Request.
Copy the lines between the one containing "List UI elements" and the one containing "smiley-icon[interactable] [522,752,552,782]", inclusive, and leave the pictures out of your copy.

Entries shown.

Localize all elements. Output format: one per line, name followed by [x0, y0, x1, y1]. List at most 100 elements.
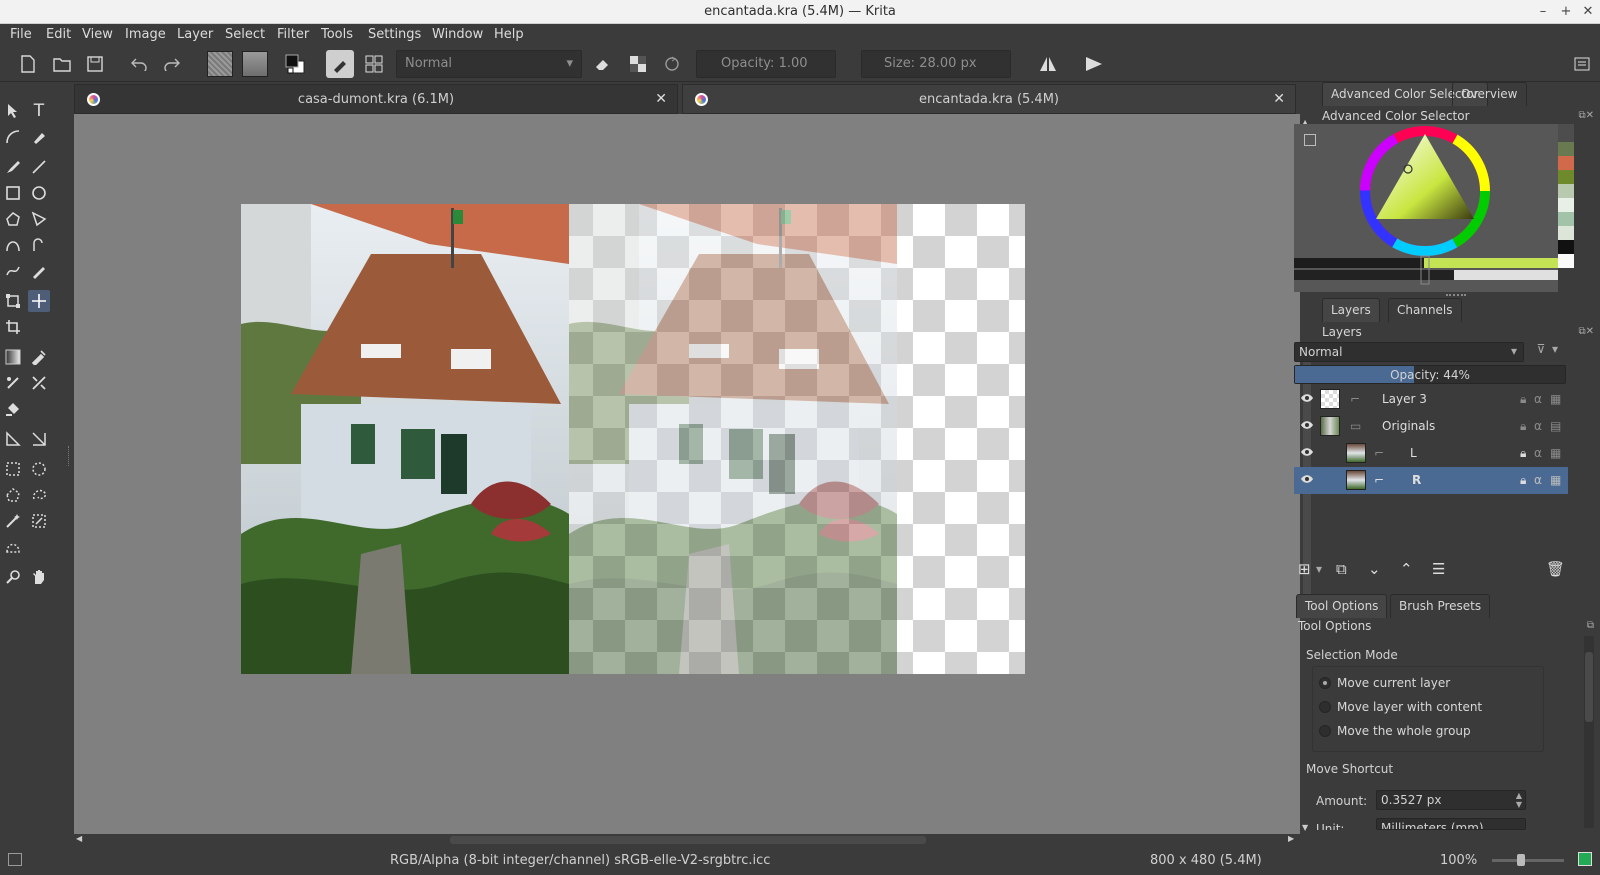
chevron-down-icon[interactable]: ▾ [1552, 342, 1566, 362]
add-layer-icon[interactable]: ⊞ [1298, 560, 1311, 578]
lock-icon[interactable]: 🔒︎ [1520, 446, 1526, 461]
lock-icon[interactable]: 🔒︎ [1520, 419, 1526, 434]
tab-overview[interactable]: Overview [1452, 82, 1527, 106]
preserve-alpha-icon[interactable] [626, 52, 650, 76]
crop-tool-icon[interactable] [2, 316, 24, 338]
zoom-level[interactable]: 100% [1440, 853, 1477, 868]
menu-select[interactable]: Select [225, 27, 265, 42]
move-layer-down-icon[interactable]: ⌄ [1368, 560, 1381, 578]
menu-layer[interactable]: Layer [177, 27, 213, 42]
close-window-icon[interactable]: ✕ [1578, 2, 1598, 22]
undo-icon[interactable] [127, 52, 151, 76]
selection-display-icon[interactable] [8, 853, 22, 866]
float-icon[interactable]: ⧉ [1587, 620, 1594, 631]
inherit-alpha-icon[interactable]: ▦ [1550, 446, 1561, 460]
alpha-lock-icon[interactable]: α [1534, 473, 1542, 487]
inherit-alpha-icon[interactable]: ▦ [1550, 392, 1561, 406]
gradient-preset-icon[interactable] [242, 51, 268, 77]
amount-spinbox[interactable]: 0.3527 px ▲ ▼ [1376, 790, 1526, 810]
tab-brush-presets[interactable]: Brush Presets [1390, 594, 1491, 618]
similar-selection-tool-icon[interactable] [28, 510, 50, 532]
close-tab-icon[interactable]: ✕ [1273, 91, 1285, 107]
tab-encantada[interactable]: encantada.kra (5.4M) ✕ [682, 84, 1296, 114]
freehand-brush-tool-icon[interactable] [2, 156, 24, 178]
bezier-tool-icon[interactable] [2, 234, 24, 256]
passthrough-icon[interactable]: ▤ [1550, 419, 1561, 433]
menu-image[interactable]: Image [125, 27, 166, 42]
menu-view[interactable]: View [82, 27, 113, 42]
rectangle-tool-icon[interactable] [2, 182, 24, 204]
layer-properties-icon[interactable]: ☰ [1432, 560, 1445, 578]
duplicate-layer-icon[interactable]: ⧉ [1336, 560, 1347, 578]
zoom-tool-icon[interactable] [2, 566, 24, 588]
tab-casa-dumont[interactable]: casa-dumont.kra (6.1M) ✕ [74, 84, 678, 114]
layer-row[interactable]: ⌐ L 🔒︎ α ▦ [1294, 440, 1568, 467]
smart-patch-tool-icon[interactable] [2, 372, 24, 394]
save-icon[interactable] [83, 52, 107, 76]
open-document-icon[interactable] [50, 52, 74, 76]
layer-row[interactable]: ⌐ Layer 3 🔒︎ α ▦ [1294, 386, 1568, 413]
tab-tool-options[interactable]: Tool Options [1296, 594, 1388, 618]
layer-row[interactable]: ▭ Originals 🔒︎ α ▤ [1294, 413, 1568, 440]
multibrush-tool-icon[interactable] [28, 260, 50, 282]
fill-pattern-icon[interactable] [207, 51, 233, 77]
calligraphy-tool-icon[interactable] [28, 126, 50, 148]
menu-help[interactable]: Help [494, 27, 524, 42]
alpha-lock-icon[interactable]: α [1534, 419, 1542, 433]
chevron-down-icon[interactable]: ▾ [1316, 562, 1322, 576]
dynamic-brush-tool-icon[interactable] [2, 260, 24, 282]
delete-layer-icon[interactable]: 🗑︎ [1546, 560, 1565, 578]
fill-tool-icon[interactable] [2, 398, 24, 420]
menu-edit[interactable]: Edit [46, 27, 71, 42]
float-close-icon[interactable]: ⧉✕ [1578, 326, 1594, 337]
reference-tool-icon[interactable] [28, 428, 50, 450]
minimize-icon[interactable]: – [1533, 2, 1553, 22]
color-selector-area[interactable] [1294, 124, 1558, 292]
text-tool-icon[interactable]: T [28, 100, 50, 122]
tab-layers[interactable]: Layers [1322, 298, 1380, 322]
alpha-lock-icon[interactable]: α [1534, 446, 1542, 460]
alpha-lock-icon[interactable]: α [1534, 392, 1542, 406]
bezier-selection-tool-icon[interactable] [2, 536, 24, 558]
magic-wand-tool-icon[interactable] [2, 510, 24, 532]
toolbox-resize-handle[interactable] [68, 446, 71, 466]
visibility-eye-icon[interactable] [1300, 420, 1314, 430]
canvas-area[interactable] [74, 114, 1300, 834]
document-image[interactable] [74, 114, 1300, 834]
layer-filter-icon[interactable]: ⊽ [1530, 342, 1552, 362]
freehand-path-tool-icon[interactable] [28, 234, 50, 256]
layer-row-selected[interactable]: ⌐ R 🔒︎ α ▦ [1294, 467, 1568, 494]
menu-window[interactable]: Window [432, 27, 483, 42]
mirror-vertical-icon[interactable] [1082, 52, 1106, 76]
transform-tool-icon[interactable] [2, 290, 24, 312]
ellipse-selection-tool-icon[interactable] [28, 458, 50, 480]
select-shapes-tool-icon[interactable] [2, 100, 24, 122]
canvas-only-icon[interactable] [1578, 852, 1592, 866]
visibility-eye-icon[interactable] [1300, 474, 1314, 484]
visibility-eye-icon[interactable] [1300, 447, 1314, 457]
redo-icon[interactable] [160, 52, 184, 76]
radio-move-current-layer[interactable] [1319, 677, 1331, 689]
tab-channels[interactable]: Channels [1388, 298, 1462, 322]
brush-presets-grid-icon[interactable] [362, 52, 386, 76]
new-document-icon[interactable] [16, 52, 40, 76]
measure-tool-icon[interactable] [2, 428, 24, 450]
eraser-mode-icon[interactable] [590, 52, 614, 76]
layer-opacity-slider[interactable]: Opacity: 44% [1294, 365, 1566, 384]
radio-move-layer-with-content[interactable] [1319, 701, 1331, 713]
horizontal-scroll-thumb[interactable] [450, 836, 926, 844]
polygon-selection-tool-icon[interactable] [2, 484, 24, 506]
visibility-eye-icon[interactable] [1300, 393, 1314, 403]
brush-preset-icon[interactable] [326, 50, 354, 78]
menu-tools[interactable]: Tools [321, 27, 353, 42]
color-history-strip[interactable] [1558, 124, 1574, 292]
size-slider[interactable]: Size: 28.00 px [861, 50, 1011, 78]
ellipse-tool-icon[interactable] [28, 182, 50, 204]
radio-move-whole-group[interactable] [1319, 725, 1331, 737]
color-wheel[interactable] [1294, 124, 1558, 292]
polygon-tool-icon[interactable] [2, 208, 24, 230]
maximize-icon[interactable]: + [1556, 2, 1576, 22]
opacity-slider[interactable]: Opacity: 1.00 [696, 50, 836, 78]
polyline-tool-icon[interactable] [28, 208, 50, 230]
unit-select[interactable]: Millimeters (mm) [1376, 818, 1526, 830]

--

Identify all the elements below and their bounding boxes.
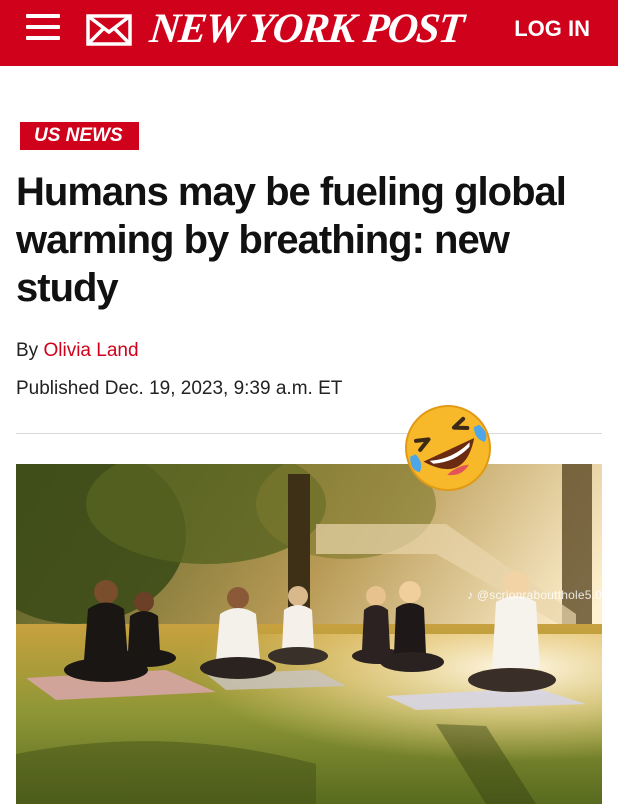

* * *

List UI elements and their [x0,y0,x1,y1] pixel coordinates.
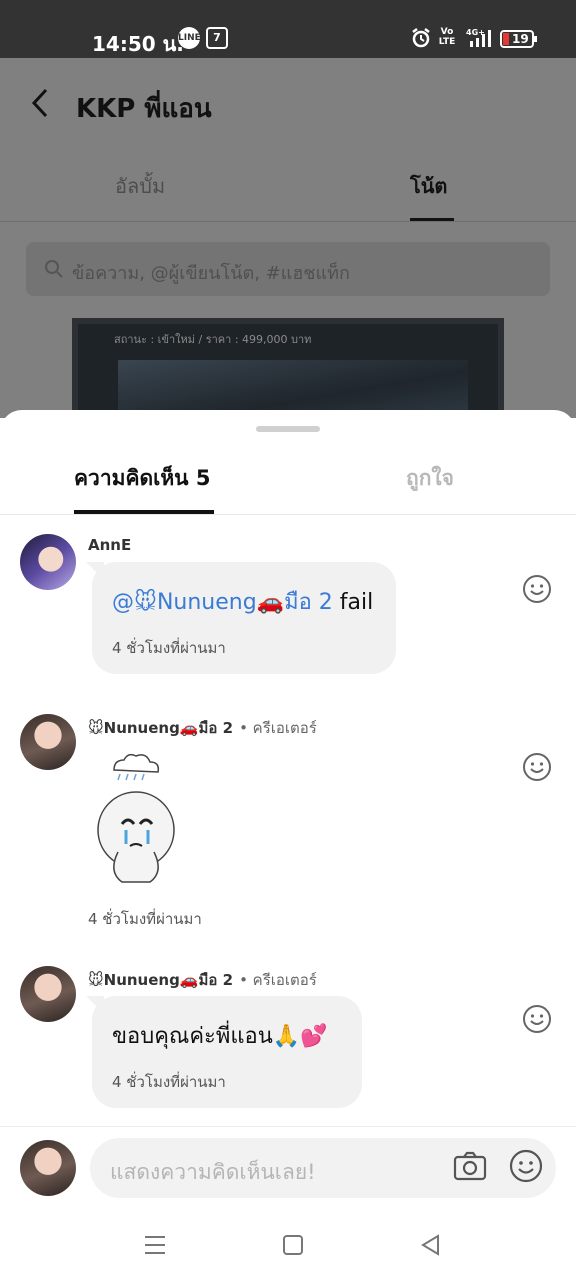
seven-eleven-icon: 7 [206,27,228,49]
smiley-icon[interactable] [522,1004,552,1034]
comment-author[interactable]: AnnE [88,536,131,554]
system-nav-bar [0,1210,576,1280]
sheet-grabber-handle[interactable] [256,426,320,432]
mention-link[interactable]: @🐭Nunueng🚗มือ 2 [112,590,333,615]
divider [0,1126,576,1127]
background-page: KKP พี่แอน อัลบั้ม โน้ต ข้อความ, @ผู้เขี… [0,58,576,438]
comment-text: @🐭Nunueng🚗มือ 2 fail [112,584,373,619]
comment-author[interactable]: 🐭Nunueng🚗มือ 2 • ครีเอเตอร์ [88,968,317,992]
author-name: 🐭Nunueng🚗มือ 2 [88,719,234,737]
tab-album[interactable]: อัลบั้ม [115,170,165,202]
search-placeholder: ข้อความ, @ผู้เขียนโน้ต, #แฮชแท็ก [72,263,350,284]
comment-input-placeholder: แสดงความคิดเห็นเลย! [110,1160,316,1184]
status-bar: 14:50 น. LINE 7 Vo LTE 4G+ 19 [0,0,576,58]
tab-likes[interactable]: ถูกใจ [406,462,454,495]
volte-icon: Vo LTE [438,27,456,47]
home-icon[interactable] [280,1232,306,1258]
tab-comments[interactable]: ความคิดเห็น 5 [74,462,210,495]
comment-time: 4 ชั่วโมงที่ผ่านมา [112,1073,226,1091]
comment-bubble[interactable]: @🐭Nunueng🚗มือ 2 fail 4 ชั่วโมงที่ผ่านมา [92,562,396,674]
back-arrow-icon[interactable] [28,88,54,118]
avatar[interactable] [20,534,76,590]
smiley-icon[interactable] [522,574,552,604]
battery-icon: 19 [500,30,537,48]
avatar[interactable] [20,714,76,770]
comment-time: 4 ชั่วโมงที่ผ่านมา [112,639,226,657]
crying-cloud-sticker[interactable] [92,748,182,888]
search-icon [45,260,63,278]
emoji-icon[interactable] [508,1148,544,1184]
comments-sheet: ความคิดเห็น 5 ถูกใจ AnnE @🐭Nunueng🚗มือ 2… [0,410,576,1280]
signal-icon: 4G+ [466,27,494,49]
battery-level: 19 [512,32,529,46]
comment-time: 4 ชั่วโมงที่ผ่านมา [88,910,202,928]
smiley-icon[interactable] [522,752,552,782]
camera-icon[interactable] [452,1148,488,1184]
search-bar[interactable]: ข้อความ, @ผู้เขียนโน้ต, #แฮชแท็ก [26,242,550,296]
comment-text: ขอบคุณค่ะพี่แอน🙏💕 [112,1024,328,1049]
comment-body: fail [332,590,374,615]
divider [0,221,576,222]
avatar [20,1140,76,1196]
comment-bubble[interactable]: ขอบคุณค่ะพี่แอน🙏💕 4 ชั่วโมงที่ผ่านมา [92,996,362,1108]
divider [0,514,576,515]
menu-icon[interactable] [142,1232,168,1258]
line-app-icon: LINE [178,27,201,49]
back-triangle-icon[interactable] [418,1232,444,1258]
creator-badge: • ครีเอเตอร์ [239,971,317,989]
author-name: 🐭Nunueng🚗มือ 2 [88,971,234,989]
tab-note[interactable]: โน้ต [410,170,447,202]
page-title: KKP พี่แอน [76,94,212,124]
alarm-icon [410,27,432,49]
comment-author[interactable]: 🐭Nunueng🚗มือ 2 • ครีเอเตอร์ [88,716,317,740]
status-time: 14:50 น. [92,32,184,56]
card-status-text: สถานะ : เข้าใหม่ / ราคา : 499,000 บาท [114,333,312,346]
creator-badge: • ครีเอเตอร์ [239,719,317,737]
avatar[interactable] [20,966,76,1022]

Expected answer.
List UI elements and their [x0,y0,x1,y1] pixel coordinates.
seven-eleven-icon: 7 [206,27,228,49]
smiley-icon[interactable] [522,1004,552,1034]
comment-author[interactable]: AnnE [88,536,131,554]
system-nav-bar [0,1210,576,1280]
sheet-grabber-handle[interactable] [256,426,320,432]
mention-link[interactable]: @🐭Nunueng🚗มือ 2 [112,590,333,615]
divider [0,1126,576,1127]
background-page: KKP พี่แอน อัลบั้ม โน้ต ข้อความ, @ผู้เขี… [0,58,576,438]
comment-text: @🐭Nunueng🚗มือ 2 fail [112,584,373,619]
comment-author[interactable]: 🐭Nunueng🚗มือ 2 • ครีเอเตอร์ [88,968,317,992]
author-name: 🐭Nunueng🚗มือ 2 [88,719,234,737]
tab-album[interactable]: อัลบั้ม [115,170,165,202]
search-placeholder: ข้อความ, @ผู้เขียนโน้ต, #แฮชแท็ก [72,263,350,284]
comment-input-placeholder: แสดงความคิดเห็นเลย! [110,1160,316,1184]
status-bar: 14:50 น. LINE 7 Vo LTE 4G+ 19 [0,0,576,58]
tab-likes[interactable]: ถูกใจ [406,462,454,495]
volte-icon: Vo LTE [438,27,456,47]
home-icon[interactable] [280,1232,306,1258]
tab-comments[interactable]: ความคิดเห็น 5 [74,462,210,495]
comment-time: 4 ชั่วโมงที่ผ่านมา [112,1073,226,1091]
comment-bubble[interactable]: @🐭Nunueng🚗มือ 2 fail 4 ชั่วโมงที่ผ่านมา [92,562,396,674]
back-arrow-icon[interactable] [28,88,54,118]
avatar[interactable] [20,534,76,590]
smiley-icon[interactable] [522,574,552,604]
battery-icon: 19 [500,30,537,48]
avatar[interactable] [20,714,76,770]
comment-time: 4 ชั่วโมงที่ผ่านมา [112,639,226,657]
crying-cloud-sticker[interactable] [92,748,182,888]
search-icon [45,260,63,278]
emoji-icon[interactable] [508,1148,544,1184]
comments-sheet: ความคิดเห็น 5 ถูกใจ AnnE @🐭Nunueng🚗มือ 2… [0,410,576,1280]
signal-icon: 4G+ [466,27,494,49]
battery-level: 19 [512,32,529,46]
comment-time: 4 ชั่วโมงที่ผ่านมา [88,910,202,928]
smiley-icon[interactable] [522,752,552,782]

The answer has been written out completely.